Stored items from a collection:
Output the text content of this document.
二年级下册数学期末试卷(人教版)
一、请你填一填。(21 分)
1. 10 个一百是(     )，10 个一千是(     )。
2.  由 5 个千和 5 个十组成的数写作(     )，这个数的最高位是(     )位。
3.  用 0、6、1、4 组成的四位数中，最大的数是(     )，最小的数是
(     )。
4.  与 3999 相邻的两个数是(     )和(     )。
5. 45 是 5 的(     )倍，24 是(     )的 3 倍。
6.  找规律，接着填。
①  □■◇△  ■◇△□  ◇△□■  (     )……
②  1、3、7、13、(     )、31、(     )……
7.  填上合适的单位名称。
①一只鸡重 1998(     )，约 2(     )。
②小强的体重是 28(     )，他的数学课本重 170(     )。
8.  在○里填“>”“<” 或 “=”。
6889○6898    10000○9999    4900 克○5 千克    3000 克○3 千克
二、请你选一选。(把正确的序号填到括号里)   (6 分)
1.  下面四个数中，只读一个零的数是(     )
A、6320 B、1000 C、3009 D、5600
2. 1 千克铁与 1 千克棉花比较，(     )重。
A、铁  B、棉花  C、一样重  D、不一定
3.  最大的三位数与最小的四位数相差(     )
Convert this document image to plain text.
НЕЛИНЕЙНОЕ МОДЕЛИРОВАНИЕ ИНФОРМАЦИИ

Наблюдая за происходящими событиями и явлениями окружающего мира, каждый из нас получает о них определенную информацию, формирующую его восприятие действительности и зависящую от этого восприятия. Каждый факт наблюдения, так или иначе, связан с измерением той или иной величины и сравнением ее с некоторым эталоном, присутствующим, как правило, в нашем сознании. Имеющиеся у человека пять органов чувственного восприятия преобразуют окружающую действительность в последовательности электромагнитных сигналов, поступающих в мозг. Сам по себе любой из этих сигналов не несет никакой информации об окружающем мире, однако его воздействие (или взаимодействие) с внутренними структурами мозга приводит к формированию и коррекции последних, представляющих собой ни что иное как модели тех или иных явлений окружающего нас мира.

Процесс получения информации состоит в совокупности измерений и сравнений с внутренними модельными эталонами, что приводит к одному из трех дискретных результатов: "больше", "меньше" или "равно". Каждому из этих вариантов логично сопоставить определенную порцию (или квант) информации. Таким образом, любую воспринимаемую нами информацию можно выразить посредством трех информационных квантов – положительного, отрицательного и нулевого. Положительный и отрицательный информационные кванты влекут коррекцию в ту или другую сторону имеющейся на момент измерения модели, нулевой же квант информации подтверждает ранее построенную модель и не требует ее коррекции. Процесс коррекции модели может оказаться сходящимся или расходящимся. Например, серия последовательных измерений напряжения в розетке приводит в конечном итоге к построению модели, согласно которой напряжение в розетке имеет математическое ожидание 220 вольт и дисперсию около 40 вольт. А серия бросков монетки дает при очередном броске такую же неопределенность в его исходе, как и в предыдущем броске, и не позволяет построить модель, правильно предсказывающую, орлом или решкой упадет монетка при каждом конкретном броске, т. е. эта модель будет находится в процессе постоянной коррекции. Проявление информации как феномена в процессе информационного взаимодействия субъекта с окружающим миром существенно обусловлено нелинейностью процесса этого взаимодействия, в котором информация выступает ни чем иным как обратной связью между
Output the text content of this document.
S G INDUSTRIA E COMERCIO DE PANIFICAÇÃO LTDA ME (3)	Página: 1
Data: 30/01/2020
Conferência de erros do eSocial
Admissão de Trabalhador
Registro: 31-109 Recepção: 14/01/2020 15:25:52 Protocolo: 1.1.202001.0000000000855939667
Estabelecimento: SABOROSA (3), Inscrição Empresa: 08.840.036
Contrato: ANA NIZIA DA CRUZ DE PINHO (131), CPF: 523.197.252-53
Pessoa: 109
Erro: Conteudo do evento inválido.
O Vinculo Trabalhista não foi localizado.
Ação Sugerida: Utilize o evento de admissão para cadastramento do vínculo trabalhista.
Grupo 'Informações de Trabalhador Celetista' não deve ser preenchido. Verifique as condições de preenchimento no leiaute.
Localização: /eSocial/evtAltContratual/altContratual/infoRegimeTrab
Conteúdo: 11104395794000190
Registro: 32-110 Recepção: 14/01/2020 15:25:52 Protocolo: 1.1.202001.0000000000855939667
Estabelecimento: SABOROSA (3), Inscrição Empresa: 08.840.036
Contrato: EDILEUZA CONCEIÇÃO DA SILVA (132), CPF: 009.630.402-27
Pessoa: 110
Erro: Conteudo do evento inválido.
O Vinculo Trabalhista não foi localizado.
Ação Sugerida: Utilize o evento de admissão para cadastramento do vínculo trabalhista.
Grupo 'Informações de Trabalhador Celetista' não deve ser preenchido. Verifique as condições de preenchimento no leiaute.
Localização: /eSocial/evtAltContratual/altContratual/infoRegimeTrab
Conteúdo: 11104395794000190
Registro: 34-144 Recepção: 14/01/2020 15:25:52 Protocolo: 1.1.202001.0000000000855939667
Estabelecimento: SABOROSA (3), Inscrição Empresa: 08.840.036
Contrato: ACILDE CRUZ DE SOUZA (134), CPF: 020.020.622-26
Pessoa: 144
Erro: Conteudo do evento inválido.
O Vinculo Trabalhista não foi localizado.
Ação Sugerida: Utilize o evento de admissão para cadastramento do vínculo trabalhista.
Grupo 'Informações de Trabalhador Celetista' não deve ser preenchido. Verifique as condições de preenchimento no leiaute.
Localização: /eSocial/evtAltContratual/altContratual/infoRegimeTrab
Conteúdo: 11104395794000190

**To do**
Extract the entries above verbatim.

**Response to this exercise**
Output the text content of this document.
二年级下册数学期末试卷(人教版)
一、请你填一填。(21 分)
1. 10 个一百是(     )，10 个一千是(     )。
2.  由 5 个千和 5 个十组成的数写作(     )，这个数的最高位是(     )位。
3.  用 0、6、1、4 组成的四位数中，最大的数是(     )，最小的数是
(     )。
4.  与 3999 相邻的两个数是(     )和(     )。
5. 45 是 5 的(     )倍，24 是(     )的 3 倍。
6.  找规律，接着填。
①  □■◇△  ■◇△□  ◇△□■  (     )……
②  1、3、7、13、(     )、31、(     )……
7.  填上合适的单位名称。
①一只鸡重 1998(     )，约 2(     )。
②小强的体重是 28(     )，他的数学课本重 170(     )。
8.  在○里填“>”“<” 或 “=”。
6889○6898    10000○9999    4900 克○5 千克    3000 克○3 千克
二、请你选一选。(把正确的序号填到括号里)   (6 分)
1.  下面四个数中，只读一个零的数是(     )
A、6320 B、1000 C、3009 D、5600
2. 1 千克铁与 1 千克棉花比较，(     )重。
A、铁  B、棉花  C、一样重  D、不一定
3.  最大的三位数与最小的四位数相差(     )
Convert this document image to plain text.
НЕЛИНЕЙНОЕ МОДЕЛИРОВАНИЕ ИНФОРМАЦИИ

Наблюдая за происходящими событиями и явлениями окружающего мира, каждый из нас получает о них определенную информацию, формирующую его восприятие действительности и зависящую от этого восприятия. Каждый факт наблюдения, так или иначе, связан с измерением той или иной величины и сравнением ее с некоторым эталоном, присутствующим, как правило, в нашем сознании. Имеющиеся у человека пять органов чувственного восприятия преобразуют окружающую действительность в последовательности электромагнитных сигналов, поступающих в мозг. Сам по себе любой из этих сигналов не несет никакой информации об окружающем мире, однако его воздействие (или взаимодействие) с внутренними структурами мозга приводит к формированию и коррекции последних, представляющих собой ни что иное как модели тех или иных явлений окружающего нас мира.

Процесс получения информации состоит в совокупности измерений и сравнений с внутренними модельными эталонами, что приводит к одному из трех дискретных результатов: "больше", "меньше" или "равно". Каждому из этих вариантов логично сопоставить определенную порцию (или квант) информации. Таким образом, любую воспринимаемую нами информацию можно выразить посредством трех информационных квантов – положительного, отрицательного и нулевого. Положительный и отрицательный информационные кванты влекут коррекцию в ту или другую сторону имеющейся на момент измерения модели, нулевой же квант информации подтверждает ранее построенную модель и не требует ее коррекции. Процесс коррекции модели может оказаться сходящимся или расходящимся. Например, серия последовательных измерений напряжения в розетке приводит в конечном итоге к построению модели, согласно которой напряжение в розетке имеет математическое ожидание 220 вольт и дисперсию около 40 вольт. А серия бросков монетки дает при очередном броске такую же неопределенность в его исходе, как и в предыдущем броске, и не позволяет построить модель, правильно предсказывающую, орлом или решкой упадет монетка при каждом конкретном броске, т. е. эта модель будет находится в процессе постоянной коррекции. Проявление информации как феномена в процессе информационного взаимодействия субъекта с окружающим миром существенно обусловлено нелинейностью процесса этого взаимодействия, в котором информация выступает ни чем иным как обратной связью между
Output the text content of this document.
S G INDUSTRIA E COMERCIO DE PANIFICAÇÃO LTDA ME (3)	Página: 1
Data: 30/01/2020
Conferência de erros do eSocial
Admissão de Trabalhador
Registro: 31-109 Recepção: 14/01/2020 15:25:52 Protocolo: 1.1.202001.0000000000855939667
Estabelecimento: SABOROSA (3), Inscrição Empresa: 08.840.036
Contrato: ANA NIZIA DA CRUZ DE PINHO (131), CPF: 523.197.252-53
Pessoa: 109
Erro: Conteudo do evento inválido.
O Vinculo Trabalhista não foi localizado.
Ação Sugerida: Utilize o evento de admissão para cadastramento do vínculo trabalhista.
Grupo 'Informações de Trabalhador Celetista' não deve ser preenchido. Verifique as condições de preenchimento no leiaute.
Localização: /eSocial/evtAltContratual/altContratual/infoRegimeTrab
Conteúdo: 11104395794000190
Registro: 32-110 Recepção: 14/01/2020 15:25:52 Protocolo: 1.1.202001.0000000000855939667
Estabelecimento: SABOROSA (3), Inscrição Empresa: 08.840.036
Contrato: EDILEUZA CONCEIÇÃO DA SILVA (132), CPF: 009.630.402-27
Pessoa: 110
Erro: Conteudo do evento inválido.
O Vinculo Trabalhista não foi localizado.
Ação Sugerida: Utilize o evento de admissão para cadastramento do vínculo trabalhista.
Grupo 'Informações de Trabalhador Celetista' não deve ser preenchido. Verifique as condições de preenchimento no leiaute.
Localização: /eSocial/evtAltContratual/altContratual/infoRegimeTrab
Conteúdo: 11104395794000190
Registro: 34-144 Recepção: 14/01/2020 15:25:52 Protocolo: 1.1.202001.0000000000855939667
Estabelecimento: SABOROSA (3), Inscrição Empresa: 08.840.036
Contrato: ACILDE CRUZ DE SOUZA (134), CPF: 020.020.622-26
Pessoa: 144
Erro: Conteudo do evento inválido.
O Vinculo Trabalhista não foi localizado.
Ação Sugerida: Utilize o evento de admissão para cadastramento do vínculo trabalhista.
Grupo 'Informações de Trabalhador Celetista' não deve ser preenchido. Verifique as condições de preenchimento no leiaute.
Localização: /eSocial/evtAltContratual/altContratual/infoRegimeTrab
Conteúdo: 11104395794000190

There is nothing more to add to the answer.